## start MATERIAL FOR THIS EXERCISE

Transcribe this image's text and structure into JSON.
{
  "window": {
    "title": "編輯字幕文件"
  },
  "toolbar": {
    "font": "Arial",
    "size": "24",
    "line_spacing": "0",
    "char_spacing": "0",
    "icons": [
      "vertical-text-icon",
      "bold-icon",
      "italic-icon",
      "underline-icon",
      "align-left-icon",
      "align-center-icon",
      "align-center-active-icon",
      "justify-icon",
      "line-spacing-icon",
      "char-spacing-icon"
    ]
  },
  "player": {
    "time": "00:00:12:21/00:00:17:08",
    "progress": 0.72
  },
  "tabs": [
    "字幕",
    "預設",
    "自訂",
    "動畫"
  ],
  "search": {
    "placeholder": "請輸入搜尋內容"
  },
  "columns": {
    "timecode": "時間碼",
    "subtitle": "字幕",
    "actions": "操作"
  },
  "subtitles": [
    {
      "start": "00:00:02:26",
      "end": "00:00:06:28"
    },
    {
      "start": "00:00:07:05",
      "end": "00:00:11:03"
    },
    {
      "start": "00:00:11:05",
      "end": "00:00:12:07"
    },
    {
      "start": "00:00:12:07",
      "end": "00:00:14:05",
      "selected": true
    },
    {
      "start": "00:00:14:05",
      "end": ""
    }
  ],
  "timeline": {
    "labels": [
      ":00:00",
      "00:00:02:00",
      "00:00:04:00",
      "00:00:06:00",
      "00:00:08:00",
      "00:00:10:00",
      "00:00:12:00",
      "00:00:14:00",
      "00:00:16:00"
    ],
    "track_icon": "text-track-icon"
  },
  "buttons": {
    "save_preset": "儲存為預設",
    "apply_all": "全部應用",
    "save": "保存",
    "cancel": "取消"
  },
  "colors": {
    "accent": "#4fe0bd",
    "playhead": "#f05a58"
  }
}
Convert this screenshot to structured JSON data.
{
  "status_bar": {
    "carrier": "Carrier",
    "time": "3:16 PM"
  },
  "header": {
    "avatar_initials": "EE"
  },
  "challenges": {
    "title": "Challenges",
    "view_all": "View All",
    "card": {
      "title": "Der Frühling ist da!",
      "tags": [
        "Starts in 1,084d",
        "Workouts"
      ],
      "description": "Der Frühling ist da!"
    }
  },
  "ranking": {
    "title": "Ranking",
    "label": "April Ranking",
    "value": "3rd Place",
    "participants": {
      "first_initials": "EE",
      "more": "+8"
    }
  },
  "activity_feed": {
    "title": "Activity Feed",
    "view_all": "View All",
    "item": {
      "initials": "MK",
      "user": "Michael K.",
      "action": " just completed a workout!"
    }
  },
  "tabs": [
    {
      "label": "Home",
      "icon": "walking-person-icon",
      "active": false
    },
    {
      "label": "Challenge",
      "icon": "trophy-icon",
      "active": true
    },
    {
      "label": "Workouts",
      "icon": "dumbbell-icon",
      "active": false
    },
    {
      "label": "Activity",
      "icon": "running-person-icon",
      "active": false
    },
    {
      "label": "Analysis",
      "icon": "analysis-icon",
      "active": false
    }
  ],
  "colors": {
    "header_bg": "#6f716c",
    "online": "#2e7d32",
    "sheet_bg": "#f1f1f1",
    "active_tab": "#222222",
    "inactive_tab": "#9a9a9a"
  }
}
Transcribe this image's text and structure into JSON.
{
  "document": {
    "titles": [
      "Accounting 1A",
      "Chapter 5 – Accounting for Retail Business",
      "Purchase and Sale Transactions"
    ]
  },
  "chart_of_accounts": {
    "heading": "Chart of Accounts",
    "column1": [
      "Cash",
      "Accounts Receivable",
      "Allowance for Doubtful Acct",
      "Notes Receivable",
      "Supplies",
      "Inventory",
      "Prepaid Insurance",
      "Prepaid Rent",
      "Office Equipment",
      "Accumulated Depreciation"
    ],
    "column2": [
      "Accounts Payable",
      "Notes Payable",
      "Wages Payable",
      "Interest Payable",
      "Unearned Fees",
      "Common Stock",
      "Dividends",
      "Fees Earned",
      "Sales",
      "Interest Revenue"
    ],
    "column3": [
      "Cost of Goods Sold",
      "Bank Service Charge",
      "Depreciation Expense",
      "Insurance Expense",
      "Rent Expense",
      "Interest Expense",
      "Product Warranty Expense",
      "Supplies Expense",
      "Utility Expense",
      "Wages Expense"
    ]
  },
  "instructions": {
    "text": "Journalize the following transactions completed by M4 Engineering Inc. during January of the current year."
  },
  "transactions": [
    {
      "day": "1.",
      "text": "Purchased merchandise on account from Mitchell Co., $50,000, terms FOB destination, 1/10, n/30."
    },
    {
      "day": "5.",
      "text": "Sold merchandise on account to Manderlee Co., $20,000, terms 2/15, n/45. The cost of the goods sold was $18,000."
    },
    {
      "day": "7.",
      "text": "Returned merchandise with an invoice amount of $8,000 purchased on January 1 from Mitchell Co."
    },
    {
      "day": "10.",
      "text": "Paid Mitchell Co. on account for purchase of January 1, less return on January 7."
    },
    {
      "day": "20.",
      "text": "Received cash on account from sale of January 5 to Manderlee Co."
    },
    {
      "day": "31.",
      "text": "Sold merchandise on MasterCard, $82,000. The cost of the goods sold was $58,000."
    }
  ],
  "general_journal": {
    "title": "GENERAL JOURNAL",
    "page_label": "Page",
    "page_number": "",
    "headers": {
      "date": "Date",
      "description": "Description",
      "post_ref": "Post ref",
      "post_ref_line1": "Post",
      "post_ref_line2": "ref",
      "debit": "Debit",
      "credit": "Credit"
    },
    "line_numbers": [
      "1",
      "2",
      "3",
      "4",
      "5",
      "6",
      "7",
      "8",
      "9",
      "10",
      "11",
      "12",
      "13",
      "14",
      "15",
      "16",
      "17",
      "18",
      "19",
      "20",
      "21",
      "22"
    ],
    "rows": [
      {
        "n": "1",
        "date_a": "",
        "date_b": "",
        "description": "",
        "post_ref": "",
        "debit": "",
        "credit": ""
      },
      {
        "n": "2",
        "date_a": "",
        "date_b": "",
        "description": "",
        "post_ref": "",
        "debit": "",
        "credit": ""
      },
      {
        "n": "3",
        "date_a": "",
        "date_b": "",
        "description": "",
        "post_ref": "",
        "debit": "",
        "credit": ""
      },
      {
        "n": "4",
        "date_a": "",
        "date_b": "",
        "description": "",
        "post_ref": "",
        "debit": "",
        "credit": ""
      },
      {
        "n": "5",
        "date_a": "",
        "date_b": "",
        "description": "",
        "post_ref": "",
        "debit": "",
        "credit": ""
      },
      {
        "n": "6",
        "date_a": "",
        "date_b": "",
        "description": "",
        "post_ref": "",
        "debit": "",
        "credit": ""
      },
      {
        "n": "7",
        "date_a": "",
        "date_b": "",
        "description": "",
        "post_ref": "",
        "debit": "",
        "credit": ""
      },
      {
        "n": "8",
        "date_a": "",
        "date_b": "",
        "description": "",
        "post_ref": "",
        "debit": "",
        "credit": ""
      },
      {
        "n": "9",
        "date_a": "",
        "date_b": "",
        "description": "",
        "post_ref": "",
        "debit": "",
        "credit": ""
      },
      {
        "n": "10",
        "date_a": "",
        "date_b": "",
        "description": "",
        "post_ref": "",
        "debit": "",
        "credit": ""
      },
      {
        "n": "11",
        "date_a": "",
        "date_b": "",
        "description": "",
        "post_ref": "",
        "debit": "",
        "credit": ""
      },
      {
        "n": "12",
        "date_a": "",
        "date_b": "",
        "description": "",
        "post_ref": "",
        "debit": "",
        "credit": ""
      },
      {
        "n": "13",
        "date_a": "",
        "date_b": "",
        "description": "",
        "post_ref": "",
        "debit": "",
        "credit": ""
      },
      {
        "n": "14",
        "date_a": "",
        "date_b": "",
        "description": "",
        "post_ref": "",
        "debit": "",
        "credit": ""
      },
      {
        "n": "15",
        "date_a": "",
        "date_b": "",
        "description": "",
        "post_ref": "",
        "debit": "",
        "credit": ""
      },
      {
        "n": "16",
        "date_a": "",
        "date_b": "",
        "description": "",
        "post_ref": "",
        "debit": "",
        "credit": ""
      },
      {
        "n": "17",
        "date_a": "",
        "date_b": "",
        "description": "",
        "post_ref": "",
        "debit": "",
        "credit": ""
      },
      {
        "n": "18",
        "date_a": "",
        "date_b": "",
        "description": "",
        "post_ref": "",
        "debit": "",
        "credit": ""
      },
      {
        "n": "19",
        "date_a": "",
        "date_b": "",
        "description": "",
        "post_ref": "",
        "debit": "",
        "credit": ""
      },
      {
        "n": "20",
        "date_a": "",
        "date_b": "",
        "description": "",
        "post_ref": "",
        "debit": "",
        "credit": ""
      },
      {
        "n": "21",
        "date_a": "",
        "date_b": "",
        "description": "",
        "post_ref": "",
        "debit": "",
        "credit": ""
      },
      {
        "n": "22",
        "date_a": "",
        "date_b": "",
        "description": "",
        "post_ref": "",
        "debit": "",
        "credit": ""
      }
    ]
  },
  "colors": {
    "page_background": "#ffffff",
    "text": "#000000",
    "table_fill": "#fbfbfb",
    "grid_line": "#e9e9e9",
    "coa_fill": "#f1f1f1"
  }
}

## end MATERIAL FOR THIS EXERCISE

• [TASK REQUIREMENTS]:
Pull out every line holding "person" from the records above, and copy it.

• [SOLUTION FOR THIS TASK]:
      "icon": "walking-person-icon",
      "icon": "running-person-icon",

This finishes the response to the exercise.